_DATASET ROWS_:

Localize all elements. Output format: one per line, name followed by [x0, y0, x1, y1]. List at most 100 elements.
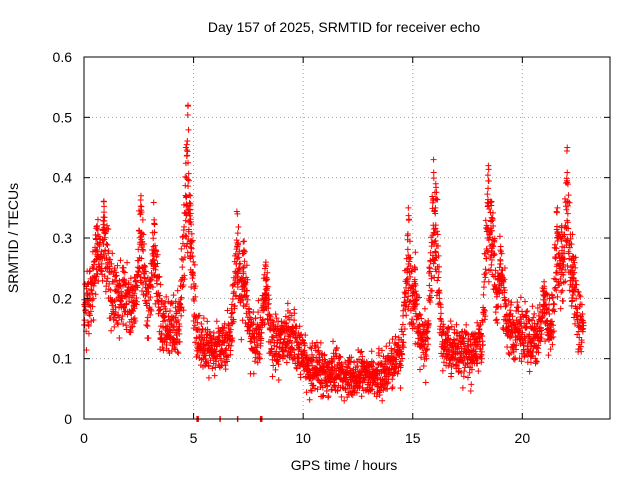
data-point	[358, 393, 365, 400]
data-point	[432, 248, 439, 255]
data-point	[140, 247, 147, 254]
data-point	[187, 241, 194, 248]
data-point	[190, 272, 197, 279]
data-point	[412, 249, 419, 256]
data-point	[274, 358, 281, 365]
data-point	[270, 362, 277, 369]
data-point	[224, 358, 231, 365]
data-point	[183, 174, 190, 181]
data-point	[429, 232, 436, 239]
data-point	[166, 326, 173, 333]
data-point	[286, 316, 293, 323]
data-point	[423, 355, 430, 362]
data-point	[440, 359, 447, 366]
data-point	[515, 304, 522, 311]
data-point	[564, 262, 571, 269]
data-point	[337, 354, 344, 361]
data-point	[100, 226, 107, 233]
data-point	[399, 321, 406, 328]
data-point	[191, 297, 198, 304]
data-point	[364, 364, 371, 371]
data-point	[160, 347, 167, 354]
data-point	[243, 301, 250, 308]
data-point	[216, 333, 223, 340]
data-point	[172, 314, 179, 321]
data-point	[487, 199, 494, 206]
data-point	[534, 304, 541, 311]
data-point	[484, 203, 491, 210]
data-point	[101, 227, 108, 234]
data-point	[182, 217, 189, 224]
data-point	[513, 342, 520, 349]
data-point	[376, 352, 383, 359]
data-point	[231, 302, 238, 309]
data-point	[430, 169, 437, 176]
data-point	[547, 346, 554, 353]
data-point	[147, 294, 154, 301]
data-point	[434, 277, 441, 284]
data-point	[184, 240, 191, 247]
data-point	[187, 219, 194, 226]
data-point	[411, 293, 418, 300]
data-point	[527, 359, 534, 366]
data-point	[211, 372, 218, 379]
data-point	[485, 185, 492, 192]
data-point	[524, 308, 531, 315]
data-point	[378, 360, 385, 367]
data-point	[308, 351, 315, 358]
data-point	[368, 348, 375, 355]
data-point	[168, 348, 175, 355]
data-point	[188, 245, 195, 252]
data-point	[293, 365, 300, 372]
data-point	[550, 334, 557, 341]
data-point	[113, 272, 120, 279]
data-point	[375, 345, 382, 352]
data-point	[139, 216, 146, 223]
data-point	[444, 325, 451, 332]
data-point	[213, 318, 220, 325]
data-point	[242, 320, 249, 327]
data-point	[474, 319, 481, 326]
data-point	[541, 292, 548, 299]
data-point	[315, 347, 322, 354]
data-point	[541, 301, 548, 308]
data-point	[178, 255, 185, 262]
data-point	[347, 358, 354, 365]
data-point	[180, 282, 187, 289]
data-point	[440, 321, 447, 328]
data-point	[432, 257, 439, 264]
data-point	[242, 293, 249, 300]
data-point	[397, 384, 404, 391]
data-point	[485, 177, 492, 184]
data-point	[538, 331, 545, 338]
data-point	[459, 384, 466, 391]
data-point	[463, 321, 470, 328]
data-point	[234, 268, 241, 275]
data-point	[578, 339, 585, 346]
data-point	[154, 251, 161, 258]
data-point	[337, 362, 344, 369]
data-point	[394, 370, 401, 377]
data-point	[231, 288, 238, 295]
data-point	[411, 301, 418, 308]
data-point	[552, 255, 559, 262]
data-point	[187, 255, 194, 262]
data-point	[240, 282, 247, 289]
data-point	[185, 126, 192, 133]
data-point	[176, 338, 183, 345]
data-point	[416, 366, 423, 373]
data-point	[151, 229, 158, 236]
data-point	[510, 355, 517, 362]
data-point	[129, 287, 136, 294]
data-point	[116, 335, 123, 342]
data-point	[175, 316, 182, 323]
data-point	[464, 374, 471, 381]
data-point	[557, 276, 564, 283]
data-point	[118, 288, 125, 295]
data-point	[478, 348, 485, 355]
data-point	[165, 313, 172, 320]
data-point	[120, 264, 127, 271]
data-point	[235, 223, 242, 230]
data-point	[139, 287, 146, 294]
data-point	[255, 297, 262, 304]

---

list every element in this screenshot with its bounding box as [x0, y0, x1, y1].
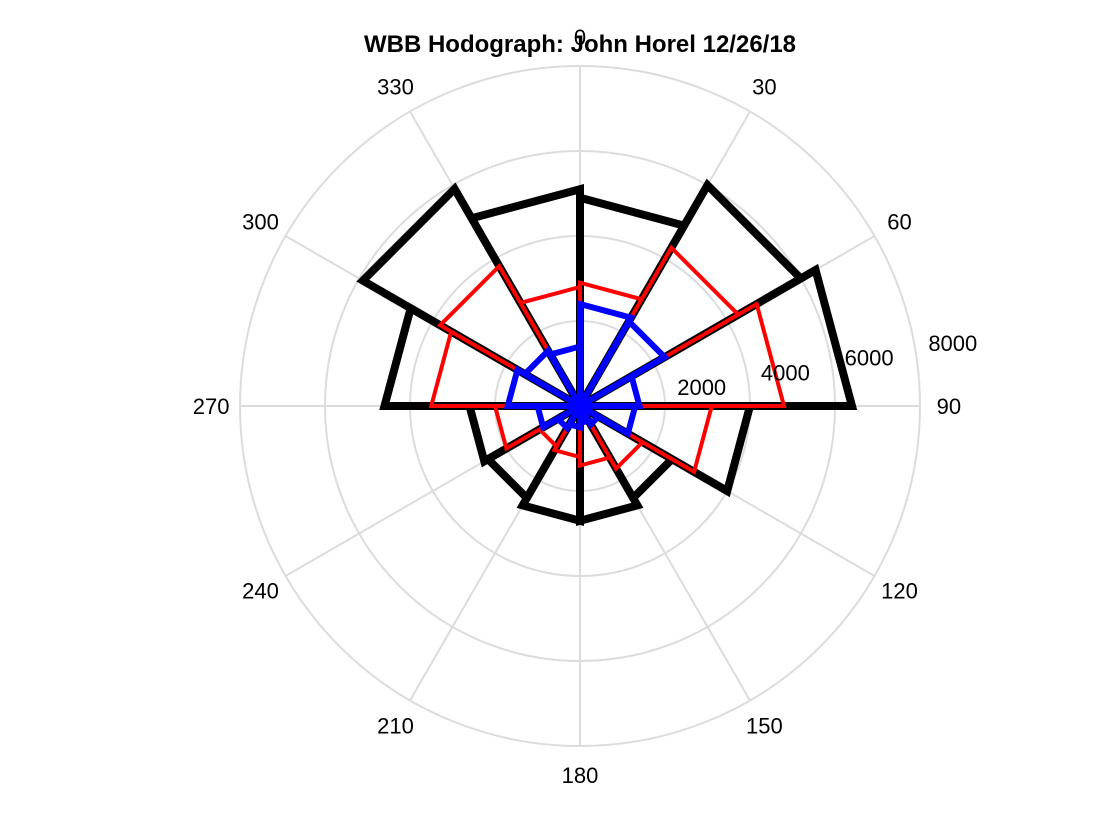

_EXERCISE_: Copy the entries above word for word, beginning with the line containing "Localize all elements." and continuing through the line containing "277, 441, 284]", with both of those lines included. Leave out the pictures.

_ANSWER TO THIS TASK_:
Localize all elements. Output format: one per line, name followed by [x0, y0, x1, y1]. List at most 100 elements.
data-point	[358, 393, 365, 400]
data-point	[432, 248, 439, 255]
data-point	[140, 247, 147, 254]
data-point	[187, 241, 194, 248]
data-point	[190, 272, 197, 279]
data-point	[412, 249, 419, 256]
data-point	[274, 358, 281, 365]
data-point	[270, 362, 277, 369]
data-point	[224, 358, 231, 365]
data-point	[183, 174, 190, 181]
data-point	[429, 232, 436, 239]
data-point	[166, 326, 173, 333]
data-point	[286, 316, 293, 323]
data-point	[423, 355, 430, 362]
data-point	[440, 359, 447, 366]
data-point	[515, 304, 522, 311]
data-point	[564, 262, 571, 269]
data-point	[337, 354, 344, 361]
data-point	[100, 226, 107, 233]
data-point	[399, 321, 406, 328]
data-point	[191, 297, 198, 304]
data-point	[364, 364, 371, 371]
data-point	[160, 347, 167, 354]
data-point	[243, 301, 250, 308]
data-point	[216, 333, 223, 340]
data-point	[172, 314, 179, 321]
data-point	[487, 199, 494, 206]
data-point	[534, 304, 541, 311]
data-point	[484, 203, 491, 210]
data-point	[101, 227, 108, 234]
data-point	[182, 217, 189, 224]
data-point	[513, 342, 520, 349]
data-point	[376, 352, 383, 359]
data-point	[231, 302, 238, 309]
data-point	[430, 169, 437, 176]
data-point	[547, 346, 554, 353]
data-point	[147, 294, 154, 301]
data-point	[434, 277, 441, 284]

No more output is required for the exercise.